— BEGIN —
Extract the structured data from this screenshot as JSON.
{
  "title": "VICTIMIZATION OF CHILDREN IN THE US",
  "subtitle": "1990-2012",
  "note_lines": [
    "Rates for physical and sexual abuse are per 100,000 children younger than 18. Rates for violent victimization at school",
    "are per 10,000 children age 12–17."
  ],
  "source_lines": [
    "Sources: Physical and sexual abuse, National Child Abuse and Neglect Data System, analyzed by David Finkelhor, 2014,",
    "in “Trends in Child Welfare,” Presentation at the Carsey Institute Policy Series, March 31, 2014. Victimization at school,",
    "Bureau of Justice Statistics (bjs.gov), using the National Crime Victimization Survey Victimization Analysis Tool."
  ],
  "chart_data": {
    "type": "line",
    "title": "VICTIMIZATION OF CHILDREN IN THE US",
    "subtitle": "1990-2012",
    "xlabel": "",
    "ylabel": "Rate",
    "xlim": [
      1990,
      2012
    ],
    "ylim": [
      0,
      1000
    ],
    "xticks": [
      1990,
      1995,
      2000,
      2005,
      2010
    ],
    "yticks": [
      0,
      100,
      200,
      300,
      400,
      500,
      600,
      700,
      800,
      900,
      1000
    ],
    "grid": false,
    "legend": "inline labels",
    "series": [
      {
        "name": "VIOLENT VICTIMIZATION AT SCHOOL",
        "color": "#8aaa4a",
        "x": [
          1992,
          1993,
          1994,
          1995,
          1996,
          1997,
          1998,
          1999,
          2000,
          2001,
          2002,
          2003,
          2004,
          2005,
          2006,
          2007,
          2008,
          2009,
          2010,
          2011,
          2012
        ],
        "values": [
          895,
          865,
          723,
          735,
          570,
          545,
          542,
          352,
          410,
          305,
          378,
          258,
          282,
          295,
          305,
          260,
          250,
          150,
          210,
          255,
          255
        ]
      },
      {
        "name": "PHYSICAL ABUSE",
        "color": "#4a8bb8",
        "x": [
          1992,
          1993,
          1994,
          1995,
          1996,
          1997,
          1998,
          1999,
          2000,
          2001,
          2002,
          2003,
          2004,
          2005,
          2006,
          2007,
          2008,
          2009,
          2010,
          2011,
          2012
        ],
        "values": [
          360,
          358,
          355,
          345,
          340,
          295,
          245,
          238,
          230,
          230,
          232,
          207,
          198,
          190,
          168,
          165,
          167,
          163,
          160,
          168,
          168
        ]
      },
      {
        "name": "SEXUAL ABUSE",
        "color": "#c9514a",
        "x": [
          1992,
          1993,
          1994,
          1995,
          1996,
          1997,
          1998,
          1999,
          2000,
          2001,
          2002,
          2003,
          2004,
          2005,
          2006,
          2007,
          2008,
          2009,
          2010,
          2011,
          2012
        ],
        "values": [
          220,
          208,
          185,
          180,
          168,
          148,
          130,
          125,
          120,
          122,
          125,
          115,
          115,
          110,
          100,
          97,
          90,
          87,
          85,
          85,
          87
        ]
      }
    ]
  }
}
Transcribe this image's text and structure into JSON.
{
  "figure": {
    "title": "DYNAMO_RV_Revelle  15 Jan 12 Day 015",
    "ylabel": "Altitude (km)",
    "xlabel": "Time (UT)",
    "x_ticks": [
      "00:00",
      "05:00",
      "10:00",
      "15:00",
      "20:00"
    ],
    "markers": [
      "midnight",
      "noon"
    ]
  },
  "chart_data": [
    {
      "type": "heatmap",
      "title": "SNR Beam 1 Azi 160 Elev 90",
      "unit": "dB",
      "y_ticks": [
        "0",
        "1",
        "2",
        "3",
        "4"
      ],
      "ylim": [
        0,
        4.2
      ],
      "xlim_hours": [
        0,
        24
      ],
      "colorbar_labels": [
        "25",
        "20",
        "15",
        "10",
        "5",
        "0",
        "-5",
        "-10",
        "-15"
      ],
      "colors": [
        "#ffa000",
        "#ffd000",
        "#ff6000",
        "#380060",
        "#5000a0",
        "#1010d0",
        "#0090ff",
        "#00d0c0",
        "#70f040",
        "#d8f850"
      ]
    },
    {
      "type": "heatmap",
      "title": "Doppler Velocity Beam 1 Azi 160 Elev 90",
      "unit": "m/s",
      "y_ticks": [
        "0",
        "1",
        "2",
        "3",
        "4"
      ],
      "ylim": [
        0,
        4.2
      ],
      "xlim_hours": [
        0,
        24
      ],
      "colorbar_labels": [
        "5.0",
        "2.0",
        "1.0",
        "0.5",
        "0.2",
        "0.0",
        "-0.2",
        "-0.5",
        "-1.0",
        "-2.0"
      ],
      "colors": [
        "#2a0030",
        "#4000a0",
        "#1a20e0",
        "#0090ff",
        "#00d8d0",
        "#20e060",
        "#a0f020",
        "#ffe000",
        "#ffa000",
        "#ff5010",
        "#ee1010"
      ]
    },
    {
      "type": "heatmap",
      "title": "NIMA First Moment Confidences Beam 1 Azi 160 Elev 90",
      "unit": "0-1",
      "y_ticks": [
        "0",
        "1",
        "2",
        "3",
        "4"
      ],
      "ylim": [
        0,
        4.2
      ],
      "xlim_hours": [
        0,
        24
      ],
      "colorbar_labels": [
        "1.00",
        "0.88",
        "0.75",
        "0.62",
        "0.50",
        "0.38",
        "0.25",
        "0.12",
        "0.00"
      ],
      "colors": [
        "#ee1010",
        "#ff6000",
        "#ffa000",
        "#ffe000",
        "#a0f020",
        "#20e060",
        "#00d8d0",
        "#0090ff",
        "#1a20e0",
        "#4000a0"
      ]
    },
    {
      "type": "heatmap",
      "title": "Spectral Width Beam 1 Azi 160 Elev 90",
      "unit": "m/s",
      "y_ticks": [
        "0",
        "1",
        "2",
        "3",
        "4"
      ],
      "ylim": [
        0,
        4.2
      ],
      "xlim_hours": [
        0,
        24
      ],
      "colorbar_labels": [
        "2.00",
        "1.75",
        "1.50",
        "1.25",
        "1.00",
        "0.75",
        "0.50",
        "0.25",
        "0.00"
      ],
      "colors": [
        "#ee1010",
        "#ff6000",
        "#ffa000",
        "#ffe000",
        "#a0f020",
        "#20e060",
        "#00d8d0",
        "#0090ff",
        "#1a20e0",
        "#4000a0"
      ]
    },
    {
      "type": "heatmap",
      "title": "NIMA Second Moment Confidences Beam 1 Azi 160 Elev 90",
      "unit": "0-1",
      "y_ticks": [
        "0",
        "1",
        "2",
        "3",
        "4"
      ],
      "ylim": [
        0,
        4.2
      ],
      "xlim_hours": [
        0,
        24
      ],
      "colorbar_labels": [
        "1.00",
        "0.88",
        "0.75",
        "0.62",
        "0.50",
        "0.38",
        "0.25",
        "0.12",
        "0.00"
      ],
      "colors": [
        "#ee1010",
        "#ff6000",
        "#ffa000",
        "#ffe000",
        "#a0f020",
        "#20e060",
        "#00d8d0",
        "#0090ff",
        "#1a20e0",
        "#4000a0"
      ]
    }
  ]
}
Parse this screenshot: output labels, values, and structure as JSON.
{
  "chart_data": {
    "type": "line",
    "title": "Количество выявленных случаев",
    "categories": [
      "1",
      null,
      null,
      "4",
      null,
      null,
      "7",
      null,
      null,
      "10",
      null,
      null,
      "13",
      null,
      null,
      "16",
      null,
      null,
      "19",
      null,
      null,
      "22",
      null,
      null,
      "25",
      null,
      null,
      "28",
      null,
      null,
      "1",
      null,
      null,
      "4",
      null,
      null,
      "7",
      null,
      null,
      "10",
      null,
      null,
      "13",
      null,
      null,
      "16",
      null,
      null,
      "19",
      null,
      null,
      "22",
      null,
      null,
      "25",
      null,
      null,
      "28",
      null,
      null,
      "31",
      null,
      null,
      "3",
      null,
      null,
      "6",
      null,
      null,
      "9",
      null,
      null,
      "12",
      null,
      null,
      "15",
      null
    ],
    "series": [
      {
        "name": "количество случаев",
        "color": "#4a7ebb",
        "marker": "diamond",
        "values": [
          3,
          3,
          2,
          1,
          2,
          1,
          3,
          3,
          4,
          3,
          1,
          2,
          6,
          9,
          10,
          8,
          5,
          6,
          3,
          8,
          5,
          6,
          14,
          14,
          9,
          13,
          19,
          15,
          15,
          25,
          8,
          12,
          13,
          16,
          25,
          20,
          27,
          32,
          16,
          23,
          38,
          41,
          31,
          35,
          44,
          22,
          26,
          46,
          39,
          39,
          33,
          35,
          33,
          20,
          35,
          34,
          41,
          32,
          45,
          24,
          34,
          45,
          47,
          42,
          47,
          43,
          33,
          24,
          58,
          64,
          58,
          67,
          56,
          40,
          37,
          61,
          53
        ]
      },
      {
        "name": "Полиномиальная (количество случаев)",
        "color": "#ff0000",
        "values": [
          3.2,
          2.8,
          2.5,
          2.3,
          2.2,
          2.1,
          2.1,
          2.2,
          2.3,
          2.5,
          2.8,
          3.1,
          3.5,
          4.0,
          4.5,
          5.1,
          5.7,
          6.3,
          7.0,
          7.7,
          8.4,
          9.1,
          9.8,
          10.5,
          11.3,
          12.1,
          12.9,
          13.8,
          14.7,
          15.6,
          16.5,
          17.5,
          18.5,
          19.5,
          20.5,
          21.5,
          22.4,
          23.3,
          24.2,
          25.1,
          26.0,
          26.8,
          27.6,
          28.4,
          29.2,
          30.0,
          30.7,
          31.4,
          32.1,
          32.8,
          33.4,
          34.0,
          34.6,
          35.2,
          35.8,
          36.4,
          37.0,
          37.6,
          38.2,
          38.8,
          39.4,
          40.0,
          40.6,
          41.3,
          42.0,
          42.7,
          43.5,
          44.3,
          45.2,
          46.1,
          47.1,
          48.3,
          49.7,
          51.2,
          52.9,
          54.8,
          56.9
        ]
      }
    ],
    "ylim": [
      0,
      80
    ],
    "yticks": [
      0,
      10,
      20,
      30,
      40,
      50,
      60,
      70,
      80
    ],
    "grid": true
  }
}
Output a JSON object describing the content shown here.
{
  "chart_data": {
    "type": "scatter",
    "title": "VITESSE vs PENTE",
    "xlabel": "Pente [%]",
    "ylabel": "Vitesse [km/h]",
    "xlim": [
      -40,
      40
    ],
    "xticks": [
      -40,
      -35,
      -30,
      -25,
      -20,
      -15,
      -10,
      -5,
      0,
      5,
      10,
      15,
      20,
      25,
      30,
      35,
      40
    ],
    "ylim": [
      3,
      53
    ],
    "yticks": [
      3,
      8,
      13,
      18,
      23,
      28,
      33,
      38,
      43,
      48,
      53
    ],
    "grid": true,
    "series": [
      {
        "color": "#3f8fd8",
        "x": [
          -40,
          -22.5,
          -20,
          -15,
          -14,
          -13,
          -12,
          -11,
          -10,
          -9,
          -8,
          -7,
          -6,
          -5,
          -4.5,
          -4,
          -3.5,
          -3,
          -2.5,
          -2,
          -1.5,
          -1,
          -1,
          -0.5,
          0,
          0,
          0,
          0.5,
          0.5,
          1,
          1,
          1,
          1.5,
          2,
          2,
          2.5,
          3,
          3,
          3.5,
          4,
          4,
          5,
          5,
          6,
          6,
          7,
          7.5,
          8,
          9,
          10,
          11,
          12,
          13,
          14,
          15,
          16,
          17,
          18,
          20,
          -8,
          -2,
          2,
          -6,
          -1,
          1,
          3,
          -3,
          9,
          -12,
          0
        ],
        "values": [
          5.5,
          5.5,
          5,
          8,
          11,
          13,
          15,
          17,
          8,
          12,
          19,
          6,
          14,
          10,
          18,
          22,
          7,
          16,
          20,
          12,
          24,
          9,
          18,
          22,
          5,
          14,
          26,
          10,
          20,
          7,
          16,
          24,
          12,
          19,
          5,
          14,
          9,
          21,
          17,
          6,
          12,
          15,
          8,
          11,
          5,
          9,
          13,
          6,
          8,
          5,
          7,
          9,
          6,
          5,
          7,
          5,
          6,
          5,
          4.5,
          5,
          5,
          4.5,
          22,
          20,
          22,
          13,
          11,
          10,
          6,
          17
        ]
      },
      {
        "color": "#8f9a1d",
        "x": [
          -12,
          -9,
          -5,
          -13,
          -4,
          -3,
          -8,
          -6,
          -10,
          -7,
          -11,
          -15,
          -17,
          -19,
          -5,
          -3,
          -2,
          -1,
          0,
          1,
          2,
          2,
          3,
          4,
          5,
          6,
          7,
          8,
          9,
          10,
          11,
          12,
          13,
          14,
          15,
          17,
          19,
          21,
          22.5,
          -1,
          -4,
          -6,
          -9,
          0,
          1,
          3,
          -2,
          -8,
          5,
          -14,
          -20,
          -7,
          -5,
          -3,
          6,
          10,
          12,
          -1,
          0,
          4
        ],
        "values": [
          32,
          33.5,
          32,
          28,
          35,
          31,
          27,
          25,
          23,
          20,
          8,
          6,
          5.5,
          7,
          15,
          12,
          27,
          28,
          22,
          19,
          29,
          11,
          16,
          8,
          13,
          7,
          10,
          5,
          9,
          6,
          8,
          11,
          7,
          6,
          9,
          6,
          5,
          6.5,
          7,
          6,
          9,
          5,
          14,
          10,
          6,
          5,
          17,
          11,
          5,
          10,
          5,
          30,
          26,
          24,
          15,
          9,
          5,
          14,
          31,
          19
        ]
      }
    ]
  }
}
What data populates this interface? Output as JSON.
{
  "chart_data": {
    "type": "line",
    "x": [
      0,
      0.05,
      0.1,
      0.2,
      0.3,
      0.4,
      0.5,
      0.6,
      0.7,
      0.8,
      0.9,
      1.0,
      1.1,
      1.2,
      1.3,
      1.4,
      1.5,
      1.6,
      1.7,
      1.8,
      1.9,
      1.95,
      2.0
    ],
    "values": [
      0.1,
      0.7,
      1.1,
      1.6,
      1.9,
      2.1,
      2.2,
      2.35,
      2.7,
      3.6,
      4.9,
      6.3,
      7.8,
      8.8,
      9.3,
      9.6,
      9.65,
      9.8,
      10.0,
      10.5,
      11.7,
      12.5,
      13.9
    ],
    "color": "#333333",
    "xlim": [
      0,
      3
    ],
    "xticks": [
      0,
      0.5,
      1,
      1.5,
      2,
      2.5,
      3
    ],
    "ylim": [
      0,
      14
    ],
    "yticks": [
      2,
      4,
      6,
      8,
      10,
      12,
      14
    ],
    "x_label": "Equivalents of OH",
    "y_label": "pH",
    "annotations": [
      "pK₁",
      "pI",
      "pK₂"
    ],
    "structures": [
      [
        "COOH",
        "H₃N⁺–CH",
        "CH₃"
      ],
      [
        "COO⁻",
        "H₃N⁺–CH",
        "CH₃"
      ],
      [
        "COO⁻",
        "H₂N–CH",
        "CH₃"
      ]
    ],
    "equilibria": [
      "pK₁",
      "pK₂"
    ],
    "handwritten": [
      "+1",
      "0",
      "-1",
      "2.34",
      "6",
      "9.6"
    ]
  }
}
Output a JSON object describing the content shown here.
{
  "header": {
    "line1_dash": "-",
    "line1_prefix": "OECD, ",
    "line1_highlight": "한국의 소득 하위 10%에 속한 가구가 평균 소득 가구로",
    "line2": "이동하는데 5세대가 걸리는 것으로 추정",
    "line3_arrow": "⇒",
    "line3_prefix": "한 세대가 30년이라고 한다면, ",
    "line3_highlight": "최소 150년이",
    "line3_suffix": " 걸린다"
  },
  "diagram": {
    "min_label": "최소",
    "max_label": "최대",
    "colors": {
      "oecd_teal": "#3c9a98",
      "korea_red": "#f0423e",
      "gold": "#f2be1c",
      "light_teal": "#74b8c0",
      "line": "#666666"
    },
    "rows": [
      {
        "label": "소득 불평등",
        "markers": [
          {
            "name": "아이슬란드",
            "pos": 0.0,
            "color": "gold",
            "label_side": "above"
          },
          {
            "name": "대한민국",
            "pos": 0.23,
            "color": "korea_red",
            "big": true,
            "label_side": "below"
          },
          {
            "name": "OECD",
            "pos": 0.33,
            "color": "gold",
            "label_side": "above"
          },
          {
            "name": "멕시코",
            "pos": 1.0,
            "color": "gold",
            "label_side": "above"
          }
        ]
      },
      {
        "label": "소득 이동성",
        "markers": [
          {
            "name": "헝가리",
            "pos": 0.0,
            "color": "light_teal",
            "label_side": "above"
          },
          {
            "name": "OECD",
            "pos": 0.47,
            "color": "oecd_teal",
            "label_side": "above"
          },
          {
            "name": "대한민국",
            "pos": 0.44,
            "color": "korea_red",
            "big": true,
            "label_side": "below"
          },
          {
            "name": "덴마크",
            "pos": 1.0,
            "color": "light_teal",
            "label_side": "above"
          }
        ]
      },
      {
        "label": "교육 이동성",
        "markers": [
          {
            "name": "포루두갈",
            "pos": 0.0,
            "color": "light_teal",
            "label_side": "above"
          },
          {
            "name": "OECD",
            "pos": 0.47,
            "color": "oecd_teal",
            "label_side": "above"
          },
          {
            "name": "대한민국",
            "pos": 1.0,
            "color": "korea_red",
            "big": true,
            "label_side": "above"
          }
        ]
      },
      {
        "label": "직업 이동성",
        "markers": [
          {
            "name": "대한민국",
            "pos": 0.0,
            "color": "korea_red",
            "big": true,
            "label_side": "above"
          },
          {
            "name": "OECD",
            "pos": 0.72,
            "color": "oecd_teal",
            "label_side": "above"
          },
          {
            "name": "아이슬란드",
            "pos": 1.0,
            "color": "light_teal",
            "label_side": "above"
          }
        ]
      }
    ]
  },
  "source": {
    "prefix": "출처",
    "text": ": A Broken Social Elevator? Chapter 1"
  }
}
— END —
**TASK:** How many lines of the listing above include the word "text"? Reply with the number alone.

**FULL RESPONSE:** 2